**Brief**
Would you quote, word for word, the stretch of the Brussels sprouts thread that opens with the words "## dragnlaw (Jan 22, 2021)" and closes with "GotGarlic (Jan 23, 2021)"?

**Document**
There are two reasons I seldom eat Brussels sprouts. I do like them, but 1) They are expensive for a cabbage vegi, and 2) The hubster can't handle the smell of them being cooked. That comes from a time when his father burnt an entire field of the stubble of Brussels sprouts that had been recently harvested. He said it was an incredibly obnoxious odour and it comes back to him every time he smells sprouts now.


----------



## GotGarlic (Jan 22, 2021)

taxlady said:


> 2) The hubster can't handle the smell of them being cooked. That comes from a time when his father burnt an entire field of the stubble of Brussels sprouts that had been recently harvested. He said it was an incredibly obnoxious odour and it comes back to him every time he smells sprouts now.


I can understand that. The odor of sulfur is caustic.


----------



## dragnlaw (Jan 22, 2021)

Weird, I've never noticed the smell while cooking them.  Maybe while roasting them?....   hmmm, will have to check that out.


----------



## GotGarlic (Jan 23, 2021)

dragnlaw said:


> Weird, I've never noticed the smell while cooking them.  Maybe while roasting them?....   hmmm, will have to check that out.


Like eggs, they can smell sulfurous when they're overcooked. You probably won't notice it unless they're cooked to death, like in the old days.


----------



## Just Cooking (Jan 23, 2021)

GotGarlic said:


> Like eggs, they can smell sulfurous when they're overcooked. *You probably won't notice it unless they're cooked to death, like in the old days.*



My sweet mom's cooking method. I was 20 before I found out that pork chops could be tender to chew. 

Ross


----------



## Kathleen (Jan 23, 2021)

I love Brussel sprouts.  Roasted, sautéed, with sauce....without sauce.....with and without bacon, etc.


----------



## Just Cooking (Jan 23, 2021)

Kathleen said:


> I love Brussel sprouts.  Roasted, sautéed, with sauce....without sauce.....with and without bacon, etc.



Yup. We do also.  That said...  *bacon*  ...   

Ross


----------



## dragnlaw (Jan 23, 2021)

FrankZ is having a nightmare...


----------



## CharlieD (Jan 26, 2021)

**Given entries**
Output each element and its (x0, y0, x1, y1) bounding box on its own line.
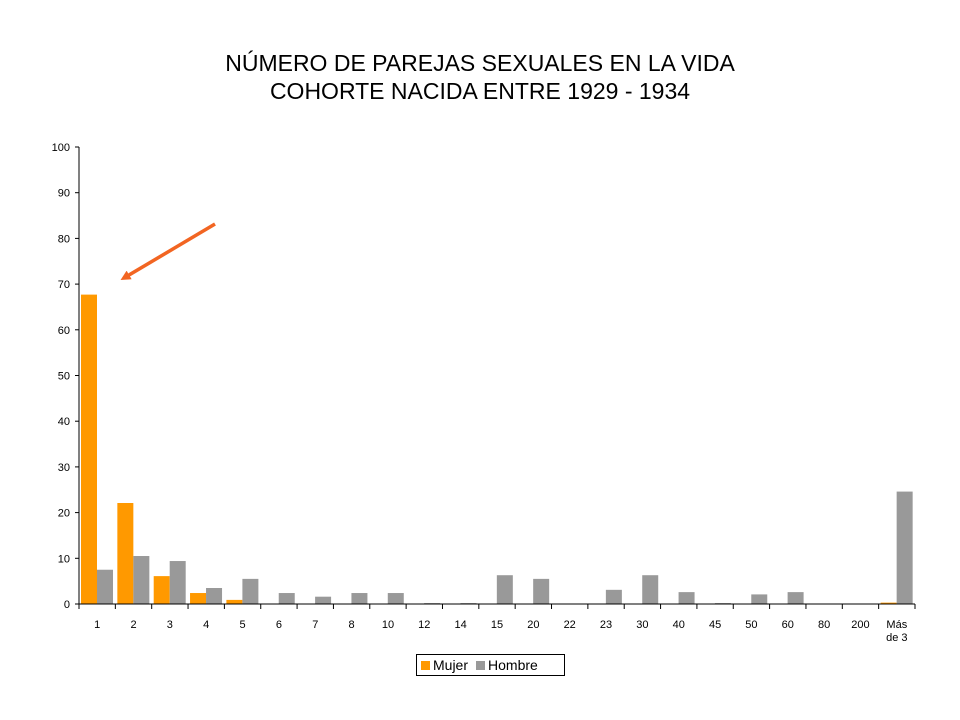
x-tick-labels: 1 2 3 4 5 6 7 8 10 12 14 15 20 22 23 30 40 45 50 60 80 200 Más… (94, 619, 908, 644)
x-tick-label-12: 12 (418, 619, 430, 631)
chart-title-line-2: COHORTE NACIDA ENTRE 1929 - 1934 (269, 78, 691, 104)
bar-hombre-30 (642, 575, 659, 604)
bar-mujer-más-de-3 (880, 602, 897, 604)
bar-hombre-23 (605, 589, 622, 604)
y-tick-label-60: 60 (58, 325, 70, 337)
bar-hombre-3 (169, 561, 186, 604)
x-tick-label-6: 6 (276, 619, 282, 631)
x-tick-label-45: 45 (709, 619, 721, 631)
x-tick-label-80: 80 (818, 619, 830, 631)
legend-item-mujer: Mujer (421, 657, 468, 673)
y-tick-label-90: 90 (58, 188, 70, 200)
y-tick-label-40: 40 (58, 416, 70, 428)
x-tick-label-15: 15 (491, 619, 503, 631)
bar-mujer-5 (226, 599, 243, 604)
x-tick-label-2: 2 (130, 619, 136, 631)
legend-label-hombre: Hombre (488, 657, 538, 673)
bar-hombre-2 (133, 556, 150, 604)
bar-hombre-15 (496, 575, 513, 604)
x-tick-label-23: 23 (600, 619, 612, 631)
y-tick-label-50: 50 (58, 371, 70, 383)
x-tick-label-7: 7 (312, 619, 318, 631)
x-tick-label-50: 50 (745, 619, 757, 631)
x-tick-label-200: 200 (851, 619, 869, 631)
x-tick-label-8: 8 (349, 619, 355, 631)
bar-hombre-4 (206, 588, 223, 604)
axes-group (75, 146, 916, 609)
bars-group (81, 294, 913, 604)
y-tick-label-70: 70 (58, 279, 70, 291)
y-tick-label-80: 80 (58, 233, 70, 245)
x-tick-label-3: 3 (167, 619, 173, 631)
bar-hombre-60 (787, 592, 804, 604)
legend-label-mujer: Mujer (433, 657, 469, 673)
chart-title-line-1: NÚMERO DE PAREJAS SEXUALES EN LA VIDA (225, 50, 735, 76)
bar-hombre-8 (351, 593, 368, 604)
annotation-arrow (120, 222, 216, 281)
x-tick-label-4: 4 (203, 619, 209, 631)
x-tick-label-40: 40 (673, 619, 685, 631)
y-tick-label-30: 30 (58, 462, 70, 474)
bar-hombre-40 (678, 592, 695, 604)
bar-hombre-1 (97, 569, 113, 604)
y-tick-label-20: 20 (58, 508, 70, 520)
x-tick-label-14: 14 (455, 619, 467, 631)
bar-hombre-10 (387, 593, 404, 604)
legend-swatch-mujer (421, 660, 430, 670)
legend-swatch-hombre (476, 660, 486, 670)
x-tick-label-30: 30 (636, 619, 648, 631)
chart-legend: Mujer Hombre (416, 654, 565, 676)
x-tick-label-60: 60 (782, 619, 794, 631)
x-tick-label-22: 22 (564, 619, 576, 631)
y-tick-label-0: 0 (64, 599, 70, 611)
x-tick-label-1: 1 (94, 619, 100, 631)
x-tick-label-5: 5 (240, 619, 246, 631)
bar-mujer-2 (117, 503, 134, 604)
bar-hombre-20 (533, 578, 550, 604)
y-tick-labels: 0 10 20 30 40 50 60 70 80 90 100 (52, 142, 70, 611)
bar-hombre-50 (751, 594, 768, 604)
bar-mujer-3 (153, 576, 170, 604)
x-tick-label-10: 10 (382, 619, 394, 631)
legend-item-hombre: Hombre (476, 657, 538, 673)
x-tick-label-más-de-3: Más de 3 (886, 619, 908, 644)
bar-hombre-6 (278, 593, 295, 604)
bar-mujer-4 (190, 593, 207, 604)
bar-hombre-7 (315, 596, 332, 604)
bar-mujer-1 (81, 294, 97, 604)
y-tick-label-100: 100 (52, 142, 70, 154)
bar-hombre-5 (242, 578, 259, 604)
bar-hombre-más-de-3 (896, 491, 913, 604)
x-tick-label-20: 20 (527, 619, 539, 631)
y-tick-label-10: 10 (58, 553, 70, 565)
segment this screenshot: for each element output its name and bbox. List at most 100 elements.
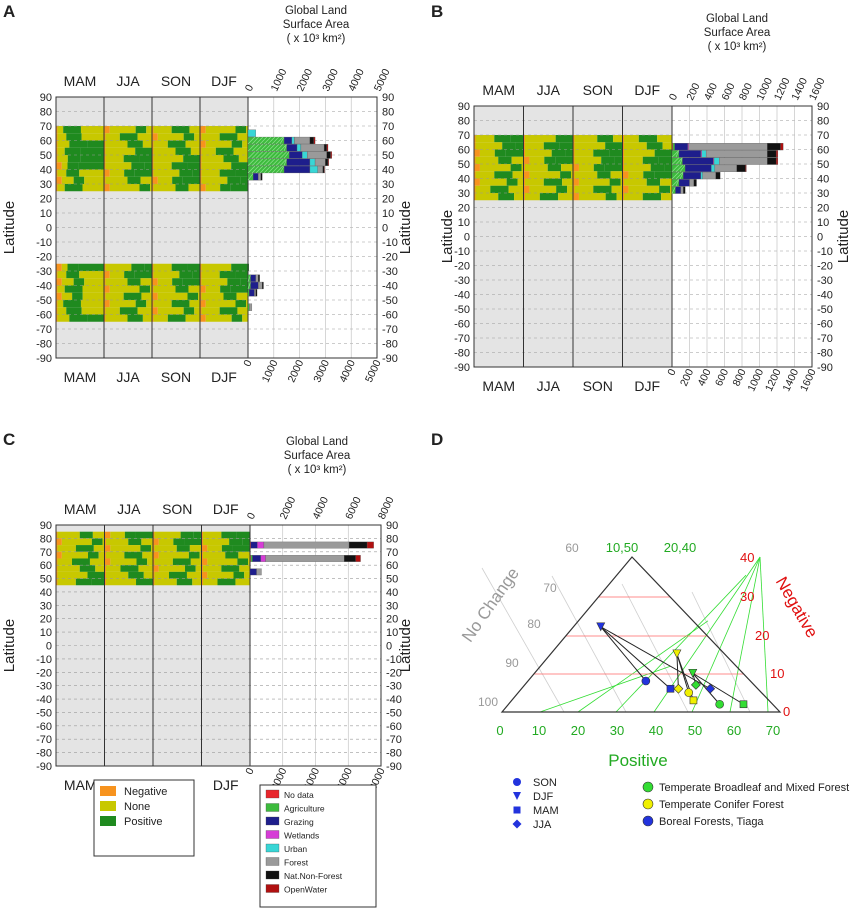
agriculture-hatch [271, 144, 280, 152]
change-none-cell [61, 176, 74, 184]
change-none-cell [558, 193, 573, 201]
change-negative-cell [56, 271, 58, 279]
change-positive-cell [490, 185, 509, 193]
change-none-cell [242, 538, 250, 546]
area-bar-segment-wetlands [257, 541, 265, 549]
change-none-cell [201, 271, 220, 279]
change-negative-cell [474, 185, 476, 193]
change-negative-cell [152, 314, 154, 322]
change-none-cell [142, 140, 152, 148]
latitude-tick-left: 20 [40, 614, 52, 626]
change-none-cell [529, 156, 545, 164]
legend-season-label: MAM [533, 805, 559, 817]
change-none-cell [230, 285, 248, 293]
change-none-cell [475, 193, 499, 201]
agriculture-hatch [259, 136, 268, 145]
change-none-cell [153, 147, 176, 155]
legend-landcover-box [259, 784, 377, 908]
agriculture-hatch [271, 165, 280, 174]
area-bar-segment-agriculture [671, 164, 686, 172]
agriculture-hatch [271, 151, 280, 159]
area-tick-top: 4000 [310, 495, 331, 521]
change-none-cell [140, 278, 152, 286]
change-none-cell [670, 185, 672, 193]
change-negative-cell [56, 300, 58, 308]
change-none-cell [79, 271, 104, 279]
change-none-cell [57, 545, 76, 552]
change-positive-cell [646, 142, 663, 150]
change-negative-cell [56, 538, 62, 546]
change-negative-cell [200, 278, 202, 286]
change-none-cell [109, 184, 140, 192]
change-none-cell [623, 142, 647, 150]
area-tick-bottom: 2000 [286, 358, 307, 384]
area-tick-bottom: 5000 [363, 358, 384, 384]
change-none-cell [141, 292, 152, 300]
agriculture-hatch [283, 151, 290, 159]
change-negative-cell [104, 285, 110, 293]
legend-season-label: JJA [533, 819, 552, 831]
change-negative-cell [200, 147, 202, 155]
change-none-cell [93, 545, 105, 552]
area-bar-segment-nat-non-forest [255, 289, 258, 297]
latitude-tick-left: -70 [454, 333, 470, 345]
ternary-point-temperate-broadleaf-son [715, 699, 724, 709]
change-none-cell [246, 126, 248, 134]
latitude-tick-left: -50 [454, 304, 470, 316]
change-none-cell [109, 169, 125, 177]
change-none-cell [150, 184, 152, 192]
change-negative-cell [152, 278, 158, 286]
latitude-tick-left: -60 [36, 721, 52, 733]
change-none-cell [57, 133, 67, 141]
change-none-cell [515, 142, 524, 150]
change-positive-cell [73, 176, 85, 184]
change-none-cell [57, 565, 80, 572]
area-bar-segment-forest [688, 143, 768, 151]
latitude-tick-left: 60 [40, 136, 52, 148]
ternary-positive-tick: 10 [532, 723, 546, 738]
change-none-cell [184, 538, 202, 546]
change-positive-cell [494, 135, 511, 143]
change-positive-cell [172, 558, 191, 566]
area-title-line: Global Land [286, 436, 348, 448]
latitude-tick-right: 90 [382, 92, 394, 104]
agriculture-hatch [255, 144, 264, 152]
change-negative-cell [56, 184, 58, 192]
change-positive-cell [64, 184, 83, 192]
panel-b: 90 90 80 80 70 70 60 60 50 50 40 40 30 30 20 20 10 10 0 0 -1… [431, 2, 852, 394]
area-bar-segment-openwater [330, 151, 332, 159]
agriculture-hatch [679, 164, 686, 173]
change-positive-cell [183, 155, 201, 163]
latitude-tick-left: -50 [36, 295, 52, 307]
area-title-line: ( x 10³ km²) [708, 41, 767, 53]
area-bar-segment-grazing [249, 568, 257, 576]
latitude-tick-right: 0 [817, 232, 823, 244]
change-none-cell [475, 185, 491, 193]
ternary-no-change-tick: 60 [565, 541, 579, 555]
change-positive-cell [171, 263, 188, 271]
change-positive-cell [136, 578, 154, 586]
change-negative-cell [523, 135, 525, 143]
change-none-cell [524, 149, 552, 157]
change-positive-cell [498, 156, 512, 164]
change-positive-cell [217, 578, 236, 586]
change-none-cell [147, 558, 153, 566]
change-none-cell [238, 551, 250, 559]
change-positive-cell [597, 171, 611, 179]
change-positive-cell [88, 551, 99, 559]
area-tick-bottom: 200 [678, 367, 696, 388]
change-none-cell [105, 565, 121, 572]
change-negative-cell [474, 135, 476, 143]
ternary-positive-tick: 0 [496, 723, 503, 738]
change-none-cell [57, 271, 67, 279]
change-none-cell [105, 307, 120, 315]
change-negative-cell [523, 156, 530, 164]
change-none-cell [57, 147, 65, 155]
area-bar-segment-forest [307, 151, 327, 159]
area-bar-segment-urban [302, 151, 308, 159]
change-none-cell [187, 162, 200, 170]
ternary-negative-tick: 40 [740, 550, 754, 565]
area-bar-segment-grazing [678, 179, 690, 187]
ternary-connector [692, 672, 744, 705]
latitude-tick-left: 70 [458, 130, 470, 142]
==
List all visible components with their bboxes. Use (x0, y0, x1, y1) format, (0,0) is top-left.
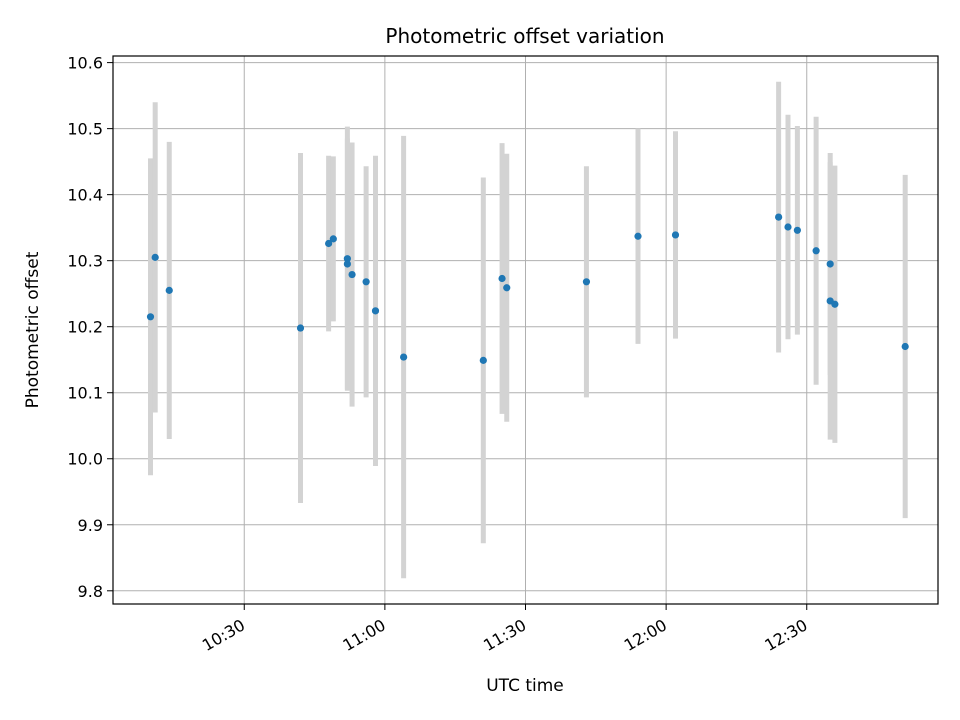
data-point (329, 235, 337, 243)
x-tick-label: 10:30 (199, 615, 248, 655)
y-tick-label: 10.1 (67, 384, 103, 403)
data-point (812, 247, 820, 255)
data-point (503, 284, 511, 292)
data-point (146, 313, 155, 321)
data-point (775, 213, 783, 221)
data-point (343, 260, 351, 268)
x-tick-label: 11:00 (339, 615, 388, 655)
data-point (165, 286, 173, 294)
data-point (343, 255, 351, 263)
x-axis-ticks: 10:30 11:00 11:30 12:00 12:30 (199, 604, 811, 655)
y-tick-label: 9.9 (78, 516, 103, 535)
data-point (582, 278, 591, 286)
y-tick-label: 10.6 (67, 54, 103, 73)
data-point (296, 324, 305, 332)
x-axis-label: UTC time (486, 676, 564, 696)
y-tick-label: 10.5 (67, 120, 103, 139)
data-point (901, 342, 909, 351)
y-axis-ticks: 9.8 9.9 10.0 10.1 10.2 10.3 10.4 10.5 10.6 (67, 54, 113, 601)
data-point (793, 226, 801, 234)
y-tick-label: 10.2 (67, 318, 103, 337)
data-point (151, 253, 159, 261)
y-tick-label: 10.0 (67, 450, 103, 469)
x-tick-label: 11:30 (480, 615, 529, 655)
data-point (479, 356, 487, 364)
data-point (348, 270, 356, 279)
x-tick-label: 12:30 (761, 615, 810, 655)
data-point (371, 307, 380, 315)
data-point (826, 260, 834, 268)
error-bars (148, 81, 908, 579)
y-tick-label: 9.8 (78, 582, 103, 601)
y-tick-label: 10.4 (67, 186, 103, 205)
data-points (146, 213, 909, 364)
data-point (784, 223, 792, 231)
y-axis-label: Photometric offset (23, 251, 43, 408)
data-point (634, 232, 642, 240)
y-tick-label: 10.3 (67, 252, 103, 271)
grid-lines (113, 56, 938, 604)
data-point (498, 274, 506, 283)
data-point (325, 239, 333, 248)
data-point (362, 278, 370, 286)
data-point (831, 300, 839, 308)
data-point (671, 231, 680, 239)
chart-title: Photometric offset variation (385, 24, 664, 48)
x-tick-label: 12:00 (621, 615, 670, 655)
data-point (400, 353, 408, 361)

**Complete response**
## dragnlaw (Jan 22, 2021)

Weird, I've never noticed the smell while cooking them.  Maybe while roasting them?....   hmmm, will have to check that out.


----------



## GotGarlic (Jan 23, 2021)